Among the entries below, count the lines that contain the word "content". Write down only the total.
-- START OF GIVEN INFORMATION --
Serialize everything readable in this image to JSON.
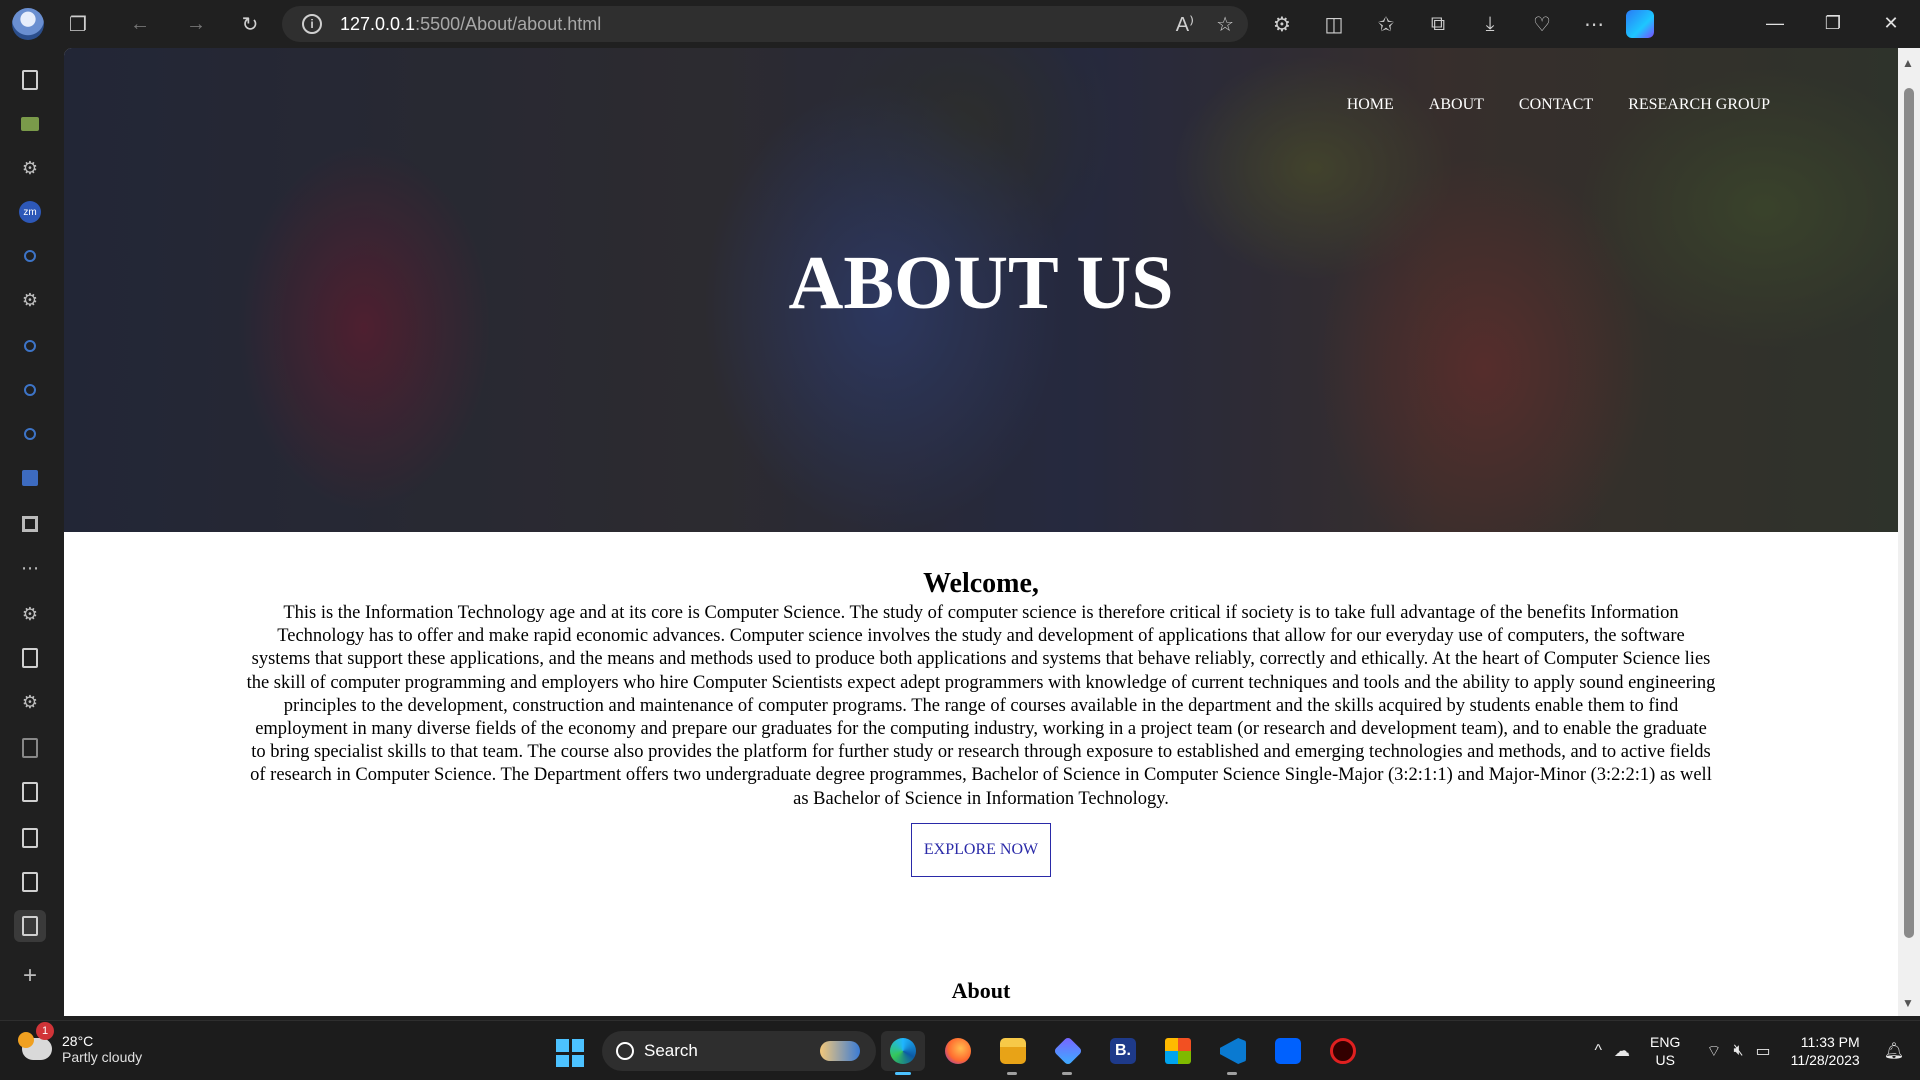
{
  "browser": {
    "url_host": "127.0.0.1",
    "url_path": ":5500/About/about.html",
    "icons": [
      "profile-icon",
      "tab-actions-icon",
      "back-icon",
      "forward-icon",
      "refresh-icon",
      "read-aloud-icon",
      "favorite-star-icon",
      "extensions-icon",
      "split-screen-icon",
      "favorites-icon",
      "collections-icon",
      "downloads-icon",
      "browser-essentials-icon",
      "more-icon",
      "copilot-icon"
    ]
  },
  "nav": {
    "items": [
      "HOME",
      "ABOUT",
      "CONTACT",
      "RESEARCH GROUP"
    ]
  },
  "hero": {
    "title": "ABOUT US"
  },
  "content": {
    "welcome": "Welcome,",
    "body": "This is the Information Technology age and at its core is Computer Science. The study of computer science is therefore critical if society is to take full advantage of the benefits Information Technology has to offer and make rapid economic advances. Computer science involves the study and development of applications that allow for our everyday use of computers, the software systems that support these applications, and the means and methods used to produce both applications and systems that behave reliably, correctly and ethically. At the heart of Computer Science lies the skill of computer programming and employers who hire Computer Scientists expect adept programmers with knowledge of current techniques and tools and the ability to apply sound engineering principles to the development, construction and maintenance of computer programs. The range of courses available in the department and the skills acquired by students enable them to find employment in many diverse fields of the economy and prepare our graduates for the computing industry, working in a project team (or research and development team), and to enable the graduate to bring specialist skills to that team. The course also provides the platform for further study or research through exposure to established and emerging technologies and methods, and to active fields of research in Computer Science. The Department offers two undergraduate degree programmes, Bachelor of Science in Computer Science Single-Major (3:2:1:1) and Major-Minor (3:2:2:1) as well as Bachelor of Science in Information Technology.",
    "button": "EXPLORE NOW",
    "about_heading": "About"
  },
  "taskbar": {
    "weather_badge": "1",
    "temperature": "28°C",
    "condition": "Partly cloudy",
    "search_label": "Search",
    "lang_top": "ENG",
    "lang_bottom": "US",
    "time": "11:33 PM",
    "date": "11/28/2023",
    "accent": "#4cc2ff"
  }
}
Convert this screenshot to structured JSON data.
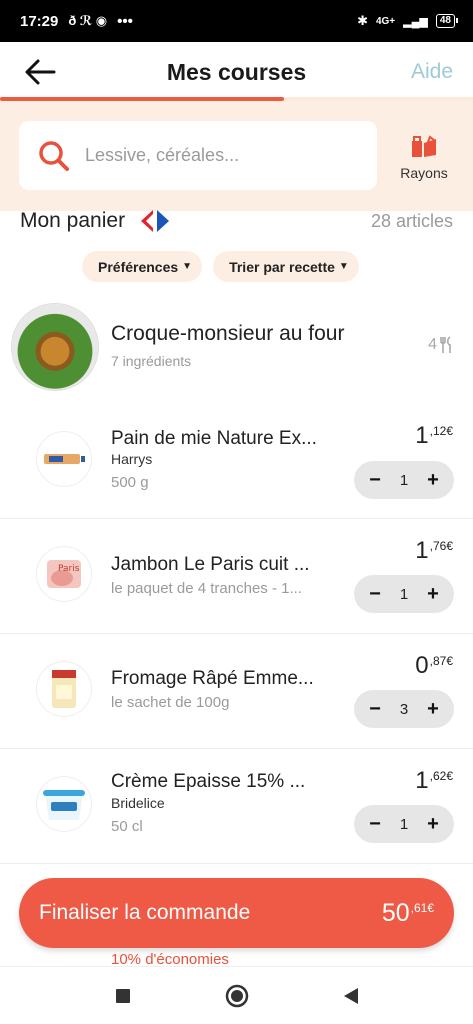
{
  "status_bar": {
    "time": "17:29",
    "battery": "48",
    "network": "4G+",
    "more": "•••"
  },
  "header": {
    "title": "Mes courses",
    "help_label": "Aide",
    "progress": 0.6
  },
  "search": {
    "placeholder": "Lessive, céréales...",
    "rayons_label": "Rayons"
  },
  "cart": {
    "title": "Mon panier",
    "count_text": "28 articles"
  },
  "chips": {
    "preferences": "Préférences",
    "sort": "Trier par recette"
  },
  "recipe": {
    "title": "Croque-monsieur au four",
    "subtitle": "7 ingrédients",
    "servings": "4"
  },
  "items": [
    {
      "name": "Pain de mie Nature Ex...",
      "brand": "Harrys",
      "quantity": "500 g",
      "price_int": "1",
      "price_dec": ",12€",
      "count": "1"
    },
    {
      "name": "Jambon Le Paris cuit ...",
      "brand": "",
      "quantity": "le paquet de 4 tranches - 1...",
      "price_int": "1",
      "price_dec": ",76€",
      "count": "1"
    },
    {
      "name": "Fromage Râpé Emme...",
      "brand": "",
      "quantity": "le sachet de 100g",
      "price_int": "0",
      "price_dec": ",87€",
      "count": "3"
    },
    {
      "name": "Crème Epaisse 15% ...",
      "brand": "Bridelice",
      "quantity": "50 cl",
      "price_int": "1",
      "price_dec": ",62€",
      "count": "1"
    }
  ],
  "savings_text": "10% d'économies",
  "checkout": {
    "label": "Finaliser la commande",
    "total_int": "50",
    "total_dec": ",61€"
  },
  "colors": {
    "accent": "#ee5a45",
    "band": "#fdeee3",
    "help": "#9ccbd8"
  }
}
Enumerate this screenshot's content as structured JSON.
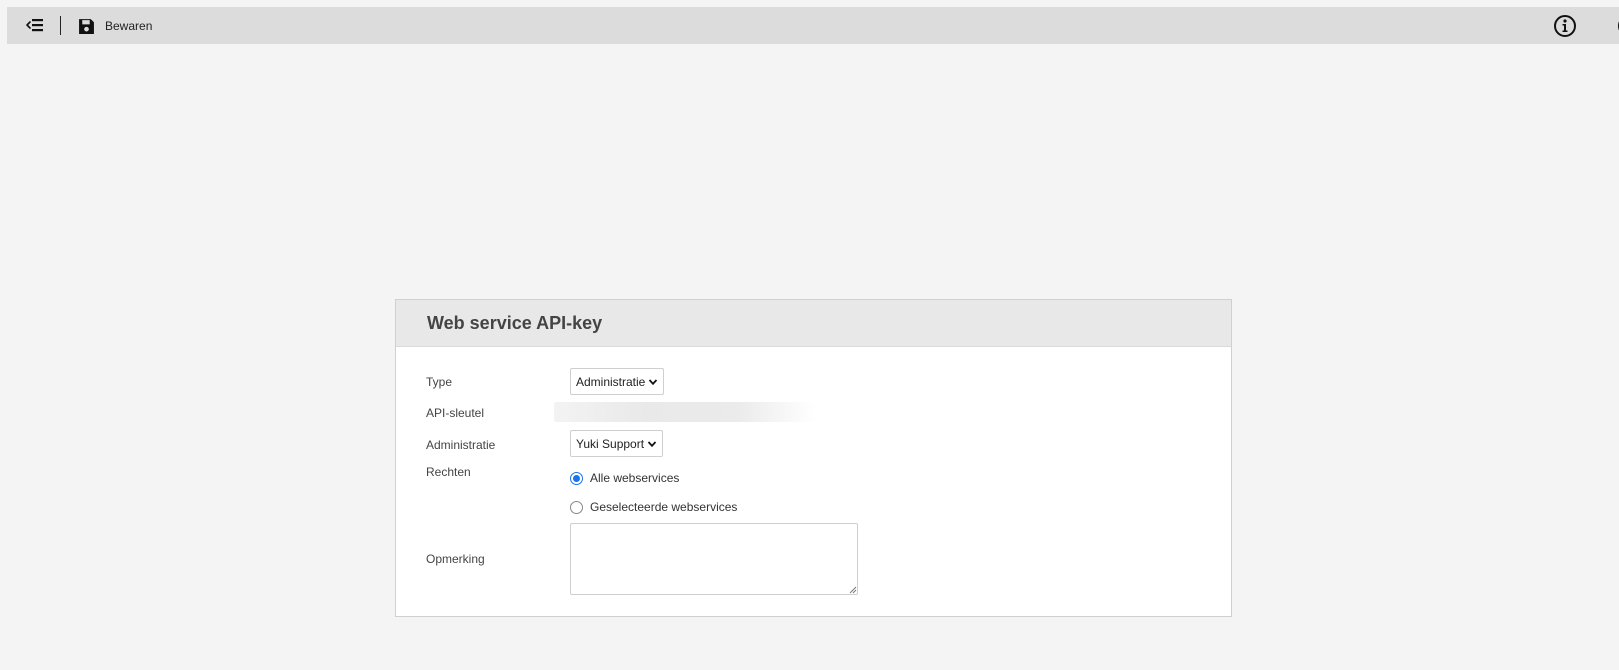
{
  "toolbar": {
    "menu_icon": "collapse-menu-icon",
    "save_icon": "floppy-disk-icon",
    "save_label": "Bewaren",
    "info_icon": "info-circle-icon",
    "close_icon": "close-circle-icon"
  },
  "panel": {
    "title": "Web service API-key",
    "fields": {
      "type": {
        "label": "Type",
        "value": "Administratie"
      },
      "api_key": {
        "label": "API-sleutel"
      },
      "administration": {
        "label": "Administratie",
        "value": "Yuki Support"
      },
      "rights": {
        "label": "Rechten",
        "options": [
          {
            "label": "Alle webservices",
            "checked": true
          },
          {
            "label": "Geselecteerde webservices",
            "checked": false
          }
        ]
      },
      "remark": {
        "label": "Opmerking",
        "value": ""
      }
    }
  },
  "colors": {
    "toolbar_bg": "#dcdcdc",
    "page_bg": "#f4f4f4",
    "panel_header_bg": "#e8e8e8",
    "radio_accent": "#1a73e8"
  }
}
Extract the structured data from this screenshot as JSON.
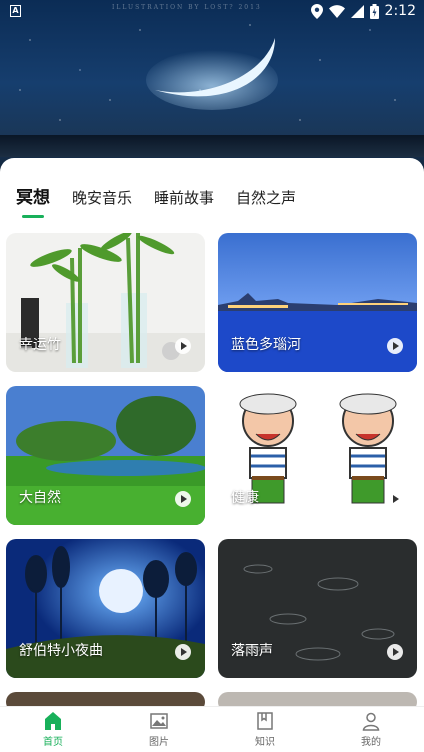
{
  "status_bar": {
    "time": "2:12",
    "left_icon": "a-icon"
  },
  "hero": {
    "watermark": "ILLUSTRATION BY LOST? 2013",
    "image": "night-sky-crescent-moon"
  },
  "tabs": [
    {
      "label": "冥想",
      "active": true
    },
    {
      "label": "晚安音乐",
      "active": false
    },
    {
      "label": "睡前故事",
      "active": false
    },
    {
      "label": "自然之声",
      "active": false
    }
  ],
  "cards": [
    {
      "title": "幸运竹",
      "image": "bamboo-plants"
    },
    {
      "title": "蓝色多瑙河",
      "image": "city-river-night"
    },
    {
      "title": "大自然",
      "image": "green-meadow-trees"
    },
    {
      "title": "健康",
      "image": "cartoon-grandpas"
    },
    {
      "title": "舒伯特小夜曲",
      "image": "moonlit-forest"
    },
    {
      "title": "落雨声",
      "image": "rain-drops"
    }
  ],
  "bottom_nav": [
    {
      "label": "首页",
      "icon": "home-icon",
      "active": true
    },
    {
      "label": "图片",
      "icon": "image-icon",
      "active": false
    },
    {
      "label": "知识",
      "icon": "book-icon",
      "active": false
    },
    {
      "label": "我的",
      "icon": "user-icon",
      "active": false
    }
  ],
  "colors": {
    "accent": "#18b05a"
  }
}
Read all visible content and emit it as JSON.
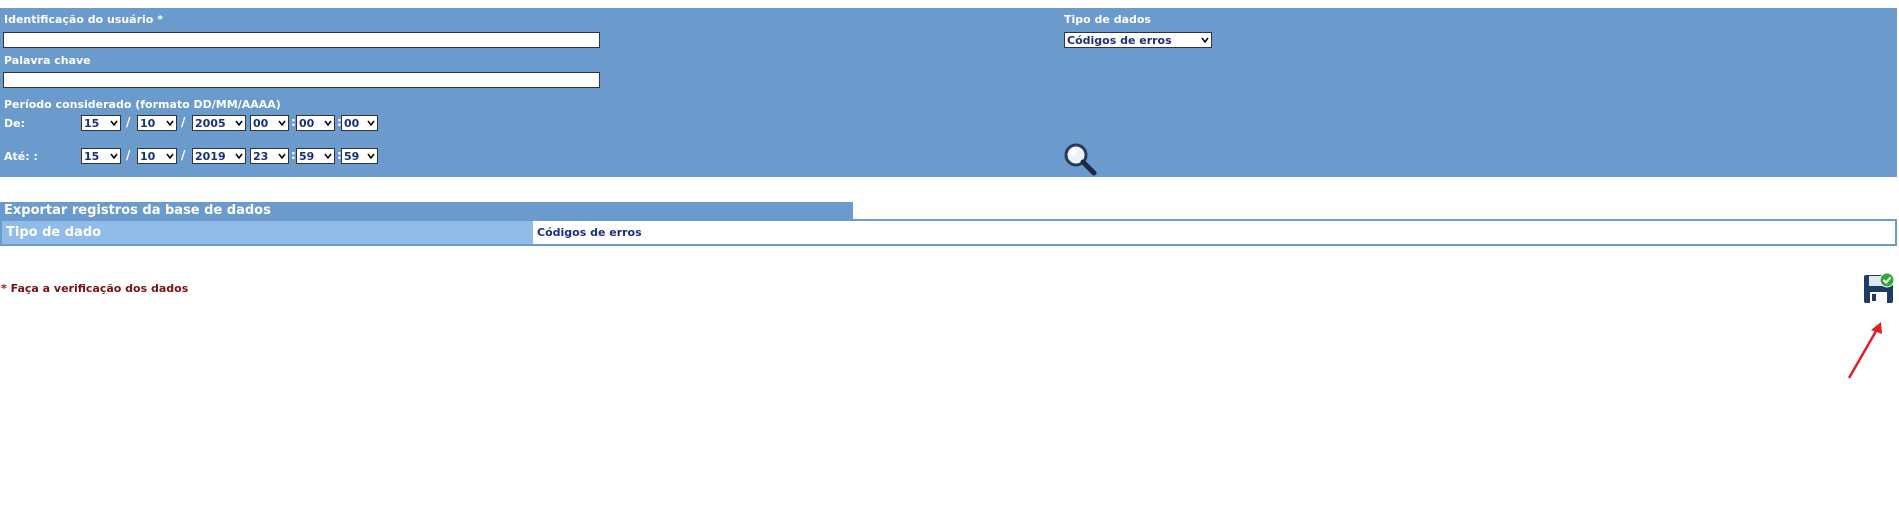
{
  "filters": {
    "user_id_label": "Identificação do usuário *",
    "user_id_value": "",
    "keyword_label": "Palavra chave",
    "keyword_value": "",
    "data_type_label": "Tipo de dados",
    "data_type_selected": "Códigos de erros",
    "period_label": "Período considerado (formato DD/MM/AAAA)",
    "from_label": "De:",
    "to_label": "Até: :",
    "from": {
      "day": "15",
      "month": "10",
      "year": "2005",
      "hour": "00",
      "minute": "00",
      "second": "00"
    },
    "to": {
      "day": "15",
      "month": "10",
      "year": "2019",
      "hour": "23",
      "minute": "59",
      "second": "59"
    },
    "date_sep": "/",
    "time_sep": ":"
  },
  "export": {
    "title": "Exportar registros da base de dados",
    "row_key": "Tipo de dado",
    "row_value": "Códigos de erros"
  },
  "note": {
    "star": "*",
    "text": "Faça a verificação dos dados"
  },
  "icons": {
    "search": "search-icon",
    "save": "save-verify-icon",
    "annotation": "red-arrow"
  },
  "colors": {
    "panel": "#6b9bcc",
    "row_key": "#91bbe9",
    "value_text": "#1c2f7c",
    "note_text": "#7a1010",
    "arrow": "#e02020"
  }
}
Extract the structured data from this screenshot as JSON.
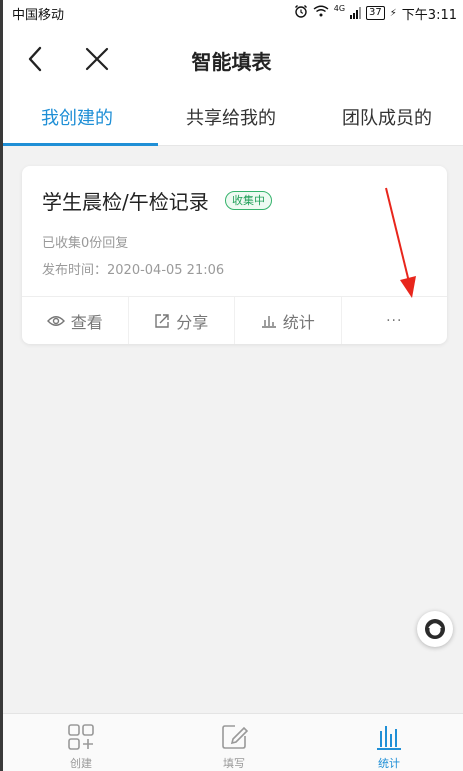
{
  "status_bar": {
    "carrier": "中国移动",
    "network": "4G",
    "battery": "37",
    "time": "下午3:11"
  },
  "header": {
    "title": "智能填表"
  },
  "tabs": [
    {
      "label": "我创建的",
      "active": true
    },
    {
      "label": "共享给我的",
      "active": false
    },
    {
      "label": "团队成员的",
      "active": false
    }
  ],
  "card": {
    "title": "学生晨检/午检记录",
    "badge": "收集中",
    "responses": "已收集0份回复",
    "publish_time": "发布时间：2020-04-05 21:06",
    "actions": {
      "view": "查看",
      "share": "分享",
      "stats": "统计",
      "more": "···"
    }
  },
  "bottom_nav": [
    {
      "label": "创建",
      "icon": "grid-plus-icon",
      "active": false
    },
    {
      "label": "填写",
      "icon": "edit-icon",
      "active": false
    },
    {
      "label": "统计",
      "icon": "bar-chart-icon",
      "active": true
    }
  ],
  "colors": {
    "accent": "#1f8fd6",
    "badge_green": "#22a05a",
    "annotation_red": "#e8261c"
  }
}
-- END OF GIVEN INFORMATION --
▶ EXERCISE SOLUTION
3